What is expected:
Exact reproduction is required for all entries.

Input material:
● ● ● ● ● ● ●

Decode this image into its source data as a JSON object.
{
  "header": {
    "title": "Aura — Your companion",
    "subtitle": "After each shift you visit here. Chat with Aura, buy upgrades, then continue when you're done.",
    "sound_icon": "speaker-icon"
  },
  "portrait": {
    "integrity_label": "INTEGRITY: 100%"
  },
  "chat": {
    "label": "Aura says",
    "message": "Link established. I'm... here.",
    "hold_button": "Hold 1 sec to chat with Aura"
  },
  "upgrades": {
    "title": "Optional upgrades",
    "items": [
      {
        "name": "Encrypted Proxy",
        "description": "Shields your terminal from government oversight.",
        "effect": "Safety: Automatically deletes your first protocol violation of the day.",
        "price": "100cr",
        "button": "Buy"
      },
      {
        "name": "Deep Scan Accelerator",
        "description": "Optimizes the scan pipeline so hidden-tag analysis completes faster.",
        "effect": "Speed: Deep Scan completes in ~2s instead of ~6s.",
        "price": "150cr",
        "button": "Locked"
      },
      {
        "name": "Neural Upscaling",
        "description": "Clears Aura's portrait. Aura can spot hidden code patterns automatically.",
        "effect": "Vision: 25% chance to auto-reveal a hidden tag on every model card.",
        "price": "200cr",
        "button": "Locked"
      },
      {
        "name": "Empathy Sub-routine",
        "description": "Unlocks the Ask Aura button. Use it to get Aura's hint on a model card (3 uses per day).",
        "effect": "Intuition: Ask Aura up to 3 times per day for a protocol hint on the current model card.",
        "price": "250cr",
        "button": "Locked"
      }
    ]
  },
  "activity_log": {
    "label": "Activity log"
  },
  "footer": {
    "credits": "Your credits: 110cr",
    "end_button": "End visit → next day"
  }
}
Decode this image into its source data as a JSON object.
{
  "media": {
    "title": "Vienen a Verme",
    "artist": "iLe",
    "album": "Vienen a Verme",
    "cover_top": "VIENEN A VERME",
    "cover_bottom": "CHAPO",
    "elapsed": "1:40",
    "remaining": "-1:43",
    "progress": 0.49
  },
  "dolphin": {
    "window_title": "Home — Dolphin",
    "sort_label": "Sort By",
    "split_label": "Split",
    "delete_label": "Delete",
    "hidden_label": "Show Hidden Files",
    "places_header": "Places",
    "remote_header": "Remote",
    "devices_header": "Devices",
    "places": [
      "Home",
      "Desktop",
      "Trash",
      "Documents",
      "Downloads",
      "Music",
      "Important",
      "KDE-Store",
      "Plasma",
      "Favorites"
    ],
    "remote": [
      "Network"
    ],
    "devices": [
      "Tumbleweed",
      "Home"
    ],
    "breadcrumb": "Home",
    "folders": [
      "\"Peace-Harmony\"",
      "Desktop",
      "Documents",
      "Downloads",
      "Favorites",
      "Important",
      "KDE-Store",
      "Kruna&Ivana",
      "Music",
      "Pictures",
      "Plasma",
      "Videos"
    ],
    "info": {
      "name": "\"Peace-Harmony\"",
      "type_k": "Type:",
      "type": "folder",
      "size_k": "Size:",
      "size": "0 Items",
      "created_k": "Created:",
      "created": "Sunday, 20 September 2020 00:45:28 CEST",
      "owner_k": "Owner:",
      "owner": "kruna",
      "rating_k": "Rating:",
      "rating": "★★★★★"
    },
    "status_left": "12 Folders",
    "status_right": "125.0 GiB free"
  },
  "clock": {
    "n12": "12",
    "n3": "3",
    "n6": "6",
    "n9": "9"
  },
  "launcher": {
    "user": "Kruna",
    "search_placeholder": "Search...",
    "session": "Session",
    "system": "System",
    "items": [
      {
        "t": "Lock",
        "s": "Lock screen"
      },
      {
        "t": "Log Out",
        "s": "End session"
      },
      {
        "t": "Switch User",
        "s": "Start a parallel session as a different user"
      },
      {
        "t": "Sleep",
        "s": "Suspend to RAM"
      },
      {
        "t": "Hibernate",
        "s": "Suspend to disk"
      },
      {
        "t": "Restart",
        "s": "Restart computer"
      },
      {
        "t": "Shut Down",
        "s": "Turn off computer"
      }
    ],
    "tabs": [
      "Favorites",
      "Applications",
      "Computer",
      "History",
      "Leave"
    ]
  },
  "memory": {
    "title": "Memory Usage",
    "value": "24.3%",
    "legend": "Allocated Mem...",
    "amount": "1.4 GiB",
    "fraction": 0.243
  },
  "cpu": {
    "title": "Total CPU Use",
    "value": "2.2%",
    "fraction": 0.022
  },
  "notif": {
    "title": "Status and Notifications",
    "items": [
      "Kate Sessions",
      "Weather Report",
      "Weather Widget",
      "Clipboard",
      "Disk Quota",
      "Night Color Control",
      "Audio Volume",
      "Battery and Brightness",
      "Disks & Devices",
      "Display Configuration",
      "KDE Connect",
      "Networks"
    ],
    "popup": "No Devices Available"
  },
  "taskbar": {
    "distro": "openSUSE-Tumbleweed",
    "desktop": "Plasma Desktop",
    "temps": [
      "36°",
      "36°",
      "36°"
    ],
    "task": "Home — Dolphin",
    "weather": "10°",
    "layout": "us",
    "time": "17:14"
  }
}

● ● ● ● ● ● ●

Output below:
Decode this image into its source data as a JSON object.
{
  "header": {
    "title": "Aura — Your companion",
    "subtitle": "After each shift you visit here. Chat with Aura, buy upgrades, then continue when you're done.",
    "sound_icon": "speaker-icon"
  },
  "portrait": {
    "integrity_label": "INTEGRITY: 100%"
  },
  "chat": {
    "label": "Aura says",
    "message": "Link established. I'm... here.",
    "hold_button": "Hold 1 sec to chat with Aura"
  },
  "upgrades": {
    "title": "Optional upgrades",
    "items": [
      {
        "name": "Encrypted Proxy",
        "description": "Shields your terminal from government oversight.",
        "effect": "Safety: Automatically deletes your first protocol violation of the day.",
        "price": "100cr",
        "button": "Buy"
      },
      {
        "name": "Deep Scan Accelerator",
        "description": "Optimizes the scan pipeline so hidden-tag analysis completes faster.",
        "effect": "Speed: Deep Scan completes in ~2s instead of ~6s.",
        "price": "150cr",
        "button": "Locked"
      },
      {
        "name": "Neural Upscaling",
        "description": "Clears Aura's portrait. Aura can spot hidden code patterns automatically.",
        "effect": "Vision: 25% chance to auto-reveal a hidden tag on every model card.",
        "price": "200cr",
        "button": "Locked"
      },
      {
        "name": "Empathy Sub-routine",
        "description": "Unlocks the Ask Aura button. Use it to get Aura's hint on a model card (3 uses per day).",
        "effect": "Intuition: Ask Aura up to 3 times per day for a protocol hint on the current model card.",
        "price": "250cr",
        "button": "Locked"
      }
    ]
  },
  "activity_log": {
    "label": "Activity log"
  },
  "footer": {
    "credits": "Your credits: 110cr",
    "end_button": "End visit → next day"
  }
}
Decode this image into its source data as a JSON object.
{
  "media": {
    "title": "Vienen a Verme",
    "artist": "iLe",
    "album": "Vienen a Verme",
    "cover_top": "VIENEN A VERME",
    "cover_bottom": "CHAPO",
    "elapsed": "1:40",
    "remaining": "-1:43",
    "progress": 0.49
  },
  "dolphin": {
    "window_title": "Home — Dolphin",
    "sort_label": "Sort By",
    "split_label": "Split",
    "delete_label": "Delete",
    "hidden_label": "Show Hidden Files",
    "places_header": "Places",
    "remote_header": "Remote",
    "devices_header": "Devices",
    "places": [
      "Home",
      "Desktop",
      "Trash",
      "Documents",
      "Downloads",
      "Music",
      "Important",
      "KDE-Store",
      "Plasma",
      "Favorites"
    ],
    "remote": [
      "Network"
    ],
    "devices": [
      "Tumbleweed",
      "Home"
    ],
    "breadcrumb": "Home",
    "folders": [
      "\"Peace-Harmony\"",
      "Desktop",
      "Documents",
      "Downloads",
      "Favorites",
      "Important",
      "KDE-Store",
      "Kruna&Ivana",
      "Music",
      "Pictures",
      "Plasma",
      "Videos"
    ],
    "info": {
      "name": "\"Peace-Harmony\"",
      "type_k": "Type:",
      "type": "folder",
      "size_k": "Size:",
      "size": "0 Items",
      "created_k": "Created:",
      "created": "Sunday, 20 September 2020 00:45:28 CEST",
      "owner_k": "Owner:",
      "owner": "kruna",
      "rating_k": "Rating:",
      "rating": "★★★★★"
    },
    "status_left": "12 Folders",
    "status_right": "125.0 GiB free"
  },
  "clock": {
    "n12": "12",
    "n3": "3",
    "n6": "6",
    "n9": "9"
  },
  "launcher": {
    "user": "Kruna",
    "search_placeholder": "Search...",
    "session": "Session",
    "system": "System",
    "items": [
      {
        "t": "Lock",
        "s": "Lock screen"
      },
      {
        "t": "Log Out",
        "s": "End session"
      },
      {
        "t": "Switch User",
        "s": "Start a parallel session as a different user"
      },
      {
        "t": "Sleep",
        "s": "Suspend to RAM"
      },
      {
        "t": "Hibernate",
        "s": "Suspend to disk"
      },
      {
        "t": "Restart",
        "s": "Restart computer"
      },
      {
        "t": "Shut Down",
        "s": "Turn off computer"
      }
    ],
    "tabs": [
      "Favorites",
      "Applications",
      "Computer",
      "History",
      "Leave"
    ]
  },
  "memory": {
    "title": "Memory Usage",
    "value": "24.3%",
    "legend": "Allocated Mem...",
    "amount": "1.4 GiB",
    "fraction": 0.243
  },
  "cpu": {
    "title": "Total CPU Use",
    "value": "2.2%",
    "fraction": 0.022
  },
  "notif": {
    "title": "Status and Notifications",
    "items": [
      "Kate Sessions",
      "Weather Report",
      "Weather Widget",
      "Clipboard",
      "Disk Quota",
      "Night Color Control",
      "Audio Volume",
      "Battery and Brightness",
      "Disks & Devices",
      "Display Configuration",
      "KDE Connect",
      "Networks"
    ],
    "popup": "No Devices Available"
  },
  "taskbar": {
    "distro": "openSUSE-Tumbleweed",
    "desktop": "Plasma Desktop",
    "temps": [
      "36°",
      "36°",
      "36°"
    ],
    "task": "Home — Dolphin",
    "weather": "10°",
    "layout": "us",
    "time": "17:14"
  }
}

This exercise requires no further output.